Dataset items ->
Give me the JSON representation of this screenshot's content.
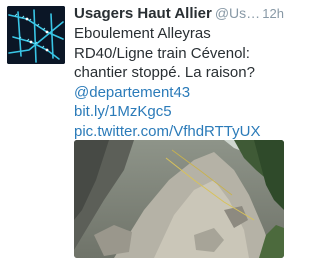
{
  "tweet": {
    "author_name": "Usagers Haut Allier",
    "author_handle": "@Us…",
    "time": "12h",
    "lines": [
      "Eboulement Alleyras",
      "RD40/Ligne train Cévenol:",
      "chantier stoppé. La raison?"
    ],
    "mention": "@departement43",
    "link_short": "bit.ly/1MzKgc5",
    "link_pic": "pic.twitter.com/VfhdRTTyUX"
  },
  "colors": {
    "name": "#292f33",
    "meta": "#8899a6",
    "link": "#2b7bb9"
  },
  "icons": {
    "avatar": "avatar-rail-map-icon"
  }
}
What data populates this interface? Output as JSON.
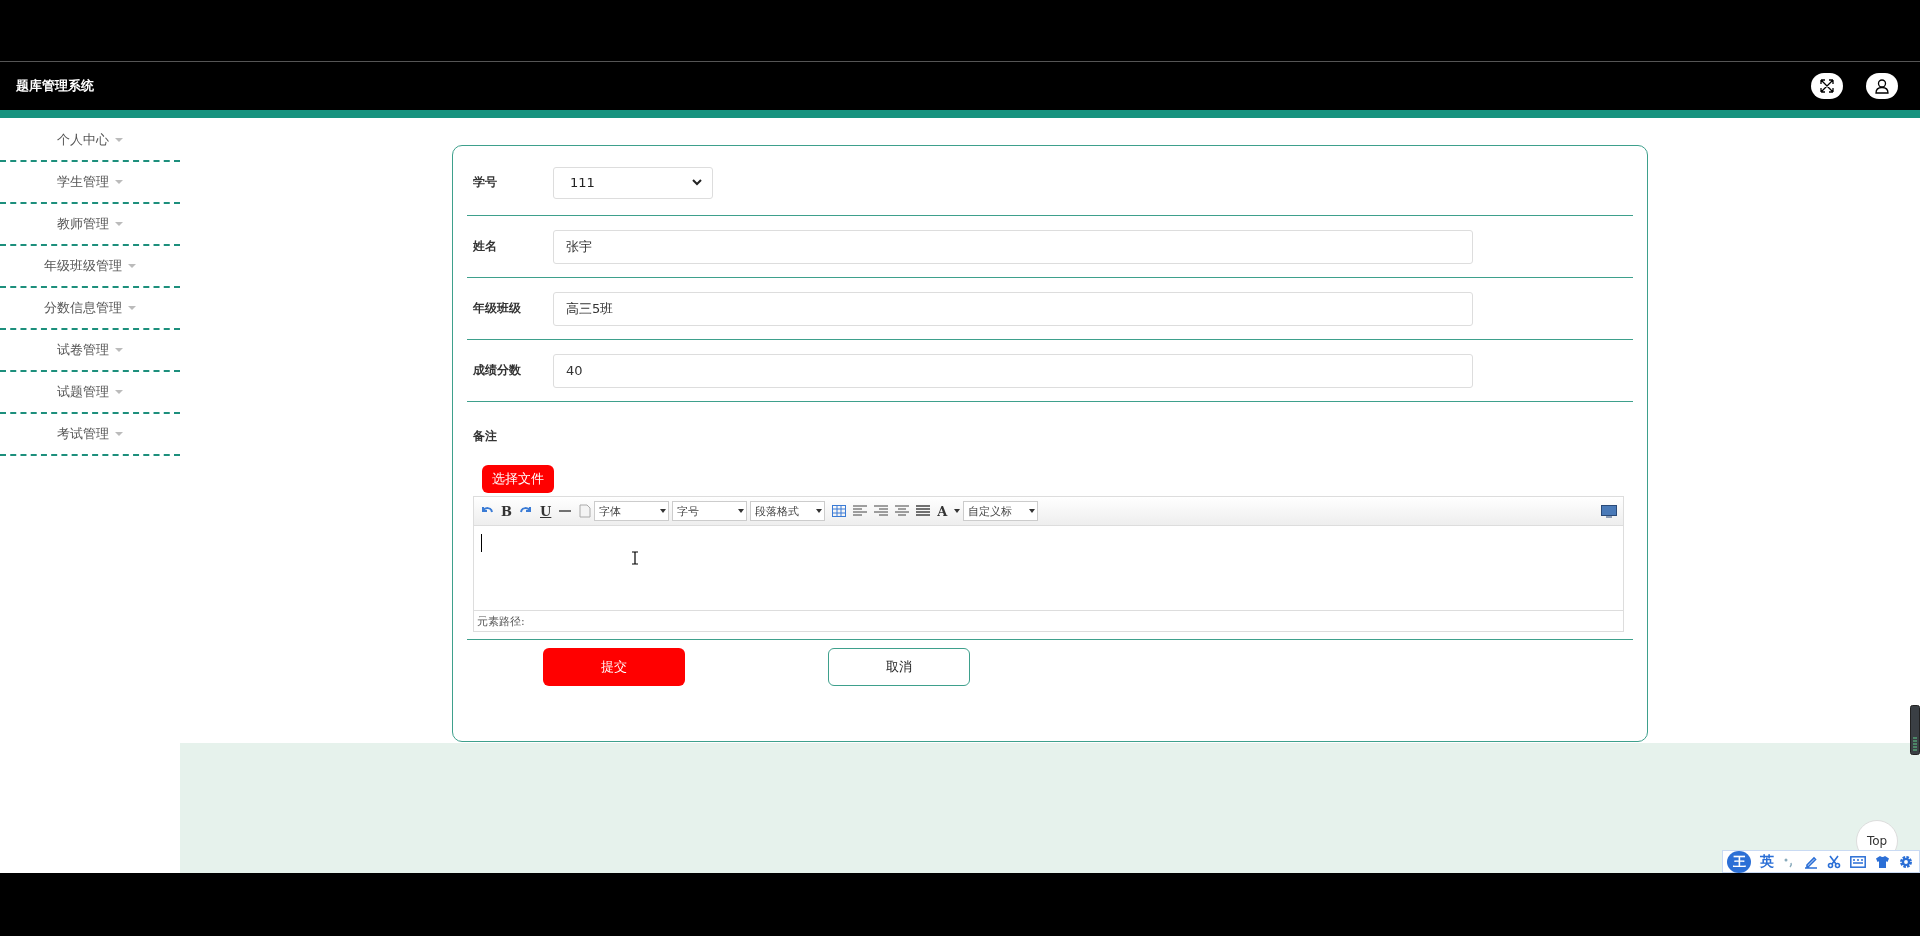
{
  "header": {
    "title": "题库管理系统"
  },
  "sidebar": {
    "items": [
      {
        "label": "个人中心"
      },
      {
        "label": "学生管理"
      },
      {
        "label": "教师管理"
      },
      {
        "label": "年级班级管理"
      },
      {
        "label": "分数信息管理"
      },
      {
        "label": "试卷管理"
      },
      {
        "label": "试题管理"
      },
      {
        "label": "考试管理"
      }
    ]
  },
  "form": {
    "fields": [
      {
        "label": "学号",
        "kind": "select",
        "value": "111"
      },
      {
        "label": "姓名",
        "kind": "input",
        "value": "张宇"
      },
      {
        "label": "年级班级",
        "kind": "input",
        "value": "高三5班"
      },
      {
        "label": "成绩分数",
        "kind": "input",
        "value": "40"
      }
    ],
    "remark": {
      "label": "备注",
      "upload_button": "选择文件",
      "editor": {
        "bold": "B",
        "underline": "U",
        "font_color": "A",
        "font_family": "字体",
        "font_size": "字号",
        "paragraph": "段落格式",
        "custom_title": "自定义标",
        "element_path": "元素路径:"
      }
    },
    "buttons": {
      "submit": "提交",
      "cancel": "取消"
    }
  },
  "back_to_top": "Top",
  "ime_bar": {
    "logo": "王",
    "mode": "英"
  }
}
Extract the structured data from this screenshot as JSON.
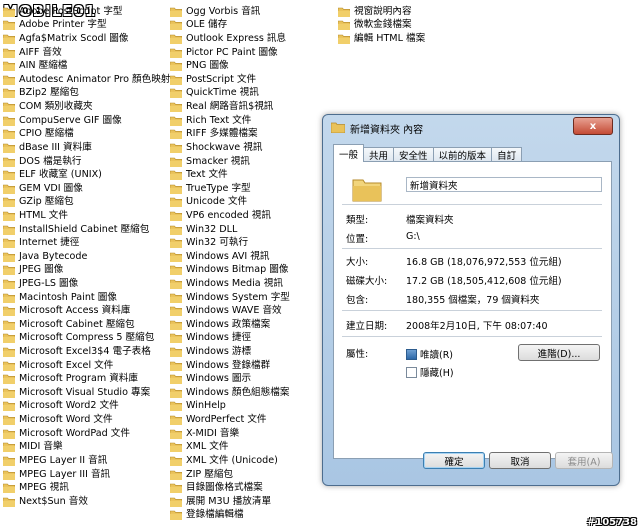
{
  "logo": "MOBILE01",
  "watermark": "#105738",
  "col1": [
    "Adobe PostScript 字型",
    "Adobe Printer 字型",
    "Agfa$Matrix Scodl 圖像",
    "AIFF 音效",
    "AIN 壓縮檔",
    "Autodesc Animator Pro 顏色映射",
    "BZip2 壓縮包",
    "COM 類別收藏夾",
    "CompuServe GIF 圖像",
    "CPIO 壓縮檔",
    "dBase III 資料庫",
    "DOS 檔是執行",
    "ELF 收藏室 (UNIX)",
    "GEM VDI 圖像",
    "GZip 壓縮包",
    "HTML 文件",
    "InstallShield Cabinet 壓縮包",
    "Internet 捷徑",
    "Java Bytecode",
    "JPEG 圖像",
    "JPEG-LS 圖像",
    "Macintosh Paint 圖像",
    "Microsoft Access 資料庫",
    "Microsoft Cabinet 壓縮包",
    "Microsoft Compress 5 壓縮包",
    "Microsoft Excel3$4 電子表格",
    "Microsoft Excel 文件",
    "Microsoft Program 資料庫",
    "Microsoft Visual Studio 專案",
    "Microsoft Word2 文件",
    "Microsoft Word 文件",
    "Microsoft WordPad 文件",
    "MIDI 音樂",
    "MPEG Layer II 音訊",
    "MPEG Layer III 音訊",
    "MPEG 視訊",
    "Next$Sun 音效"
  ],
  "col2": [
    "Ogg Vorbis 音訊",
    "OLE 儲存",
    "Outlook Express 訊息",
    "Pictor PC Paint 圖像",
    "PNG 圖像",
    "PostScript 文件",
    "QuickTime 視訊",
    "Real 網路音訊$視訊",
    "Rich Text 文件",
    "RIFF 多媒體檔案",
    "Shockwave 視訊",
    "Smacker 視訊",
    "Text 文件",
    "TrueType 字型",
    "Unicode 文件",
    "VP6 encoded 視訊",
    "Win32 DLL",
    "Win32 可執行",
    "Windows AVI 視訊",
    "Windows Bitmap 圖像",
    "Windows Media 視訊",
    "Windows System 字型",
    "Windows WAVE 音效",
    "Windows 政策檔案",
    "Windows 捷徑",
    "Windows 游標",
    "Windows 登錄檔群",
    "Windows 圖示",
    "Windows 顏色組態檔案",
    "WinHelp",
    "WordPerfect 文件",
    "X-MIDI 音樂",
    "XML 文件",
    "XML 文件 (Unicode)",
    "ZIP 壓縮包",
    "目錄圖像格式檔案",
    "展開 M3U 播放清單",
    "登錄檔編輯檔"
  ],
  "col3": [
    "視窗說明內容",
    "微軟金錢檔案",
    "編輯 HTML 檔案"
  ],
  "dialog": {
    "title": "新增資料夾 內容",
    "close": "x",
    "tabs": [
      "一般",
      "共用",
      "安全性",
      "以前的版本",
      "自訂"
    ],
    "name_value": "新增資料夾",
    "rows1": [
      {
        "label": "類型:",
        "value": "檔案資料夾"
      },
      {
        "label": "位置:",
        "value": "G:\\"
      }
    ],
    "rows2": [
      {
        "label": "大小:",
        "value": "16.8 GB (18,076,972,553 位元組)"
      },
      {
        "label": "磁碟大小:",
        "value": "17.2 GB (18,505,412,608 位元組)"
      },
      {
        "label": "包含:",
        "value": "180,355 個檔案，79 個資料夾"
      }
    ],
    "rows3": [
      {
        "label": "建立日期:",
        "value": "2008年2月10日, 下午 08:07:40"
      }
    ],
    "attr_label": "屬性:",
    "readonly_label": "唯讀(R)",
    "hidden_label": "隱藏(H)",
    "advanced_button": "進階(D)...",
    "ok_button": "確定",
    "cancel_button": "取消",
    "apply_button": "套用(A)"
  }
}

---

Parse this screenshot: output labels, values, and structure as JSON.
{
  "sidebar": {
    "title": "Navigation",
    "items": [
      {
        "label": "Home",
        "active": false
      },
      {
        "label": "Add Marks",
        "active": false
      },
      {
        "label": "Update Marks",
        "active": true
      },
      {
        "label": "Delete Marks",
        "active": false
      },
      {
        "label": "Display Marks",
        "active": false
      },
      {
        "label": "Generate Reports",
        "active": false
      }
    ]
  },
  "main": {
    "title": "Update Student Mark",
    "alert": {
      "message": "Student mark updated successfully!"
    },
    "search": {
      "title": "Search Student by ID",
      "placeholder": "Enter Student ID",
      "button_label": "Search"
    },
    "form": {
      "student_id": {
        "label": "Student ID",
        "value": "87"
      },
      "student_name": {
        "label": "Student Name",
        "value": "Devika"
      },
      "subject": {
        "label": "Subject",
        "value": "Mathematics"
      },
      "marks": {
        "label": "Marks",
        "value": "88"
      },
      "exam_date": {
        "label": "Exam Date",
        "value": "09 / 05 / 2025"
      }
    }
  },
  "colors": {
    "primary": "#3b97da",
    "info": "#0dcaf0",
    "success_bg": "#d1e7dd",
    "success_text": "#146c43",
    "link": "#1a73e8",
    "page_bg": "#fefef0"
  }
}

--

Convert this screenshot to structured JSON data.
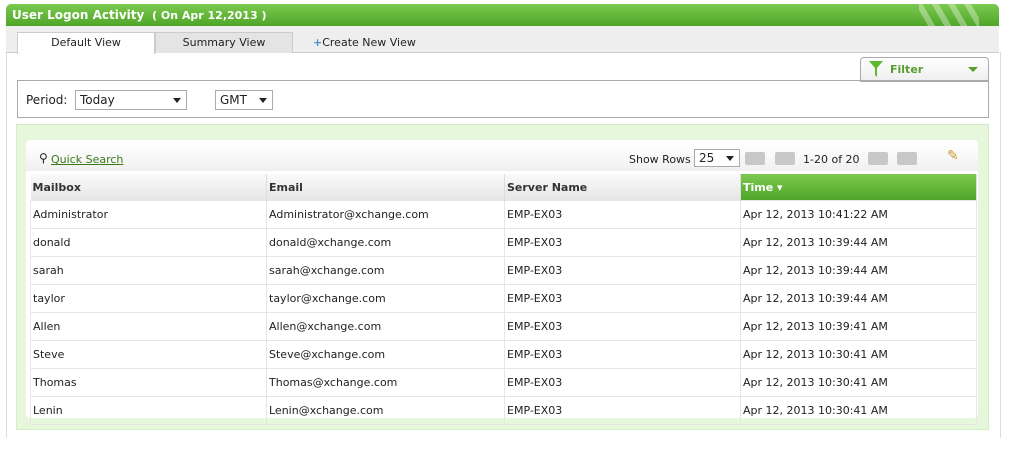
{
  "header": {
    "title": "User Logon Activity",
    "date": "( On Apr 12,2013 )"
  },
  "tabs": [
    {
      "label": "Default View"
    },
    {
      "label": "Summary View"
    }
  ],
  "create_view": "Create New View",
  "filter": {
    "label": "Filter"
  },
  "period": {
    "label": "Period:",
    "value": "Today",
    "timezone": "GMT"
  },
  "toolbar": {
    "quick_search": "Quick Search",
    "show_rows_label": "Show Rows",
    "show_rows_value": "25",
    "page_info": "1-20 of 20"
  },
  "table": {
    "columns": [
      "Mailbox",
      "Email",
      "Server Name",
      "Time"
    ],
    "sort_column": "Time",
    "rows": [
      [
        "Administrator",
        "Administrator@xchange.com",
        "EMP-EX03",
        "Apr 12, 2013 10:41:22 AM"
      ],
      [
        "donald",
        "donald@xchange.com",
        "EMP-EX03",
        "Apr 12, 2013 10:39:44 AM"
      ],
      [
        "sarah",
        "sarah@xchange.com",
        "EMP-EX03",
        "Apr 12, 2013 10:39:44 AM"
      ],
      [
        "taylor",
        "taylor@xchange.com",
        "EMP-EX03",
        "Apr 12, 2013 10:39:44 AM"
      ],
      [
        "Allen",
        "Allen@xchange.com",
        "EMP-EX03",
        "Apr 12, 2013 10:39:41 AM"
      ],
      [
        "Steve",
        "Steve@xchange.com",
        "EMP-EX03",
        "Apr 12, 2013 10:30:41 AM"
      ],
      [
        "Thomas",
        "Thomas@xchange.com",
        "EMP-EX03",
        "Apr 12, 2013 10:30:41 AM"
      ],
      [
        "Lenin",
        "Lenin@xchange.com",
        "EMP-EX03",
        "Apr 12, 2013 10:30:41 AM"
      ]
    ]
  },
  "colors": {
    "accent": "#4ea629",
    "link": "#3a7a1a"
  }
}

EXERCISE GOAL -> Find the word "this" in the entries above and gather every line that holds it.

EXPECTED ANSWER ->
Give me the JSON representation of this screenshot's content.
What data populates this interface? Output as JSON.
Extract the structured data from this screenshot as JSON.
Parse this screenshot: output labels, values, and structure as JSON.
Convert this screenshot to structured JSON data.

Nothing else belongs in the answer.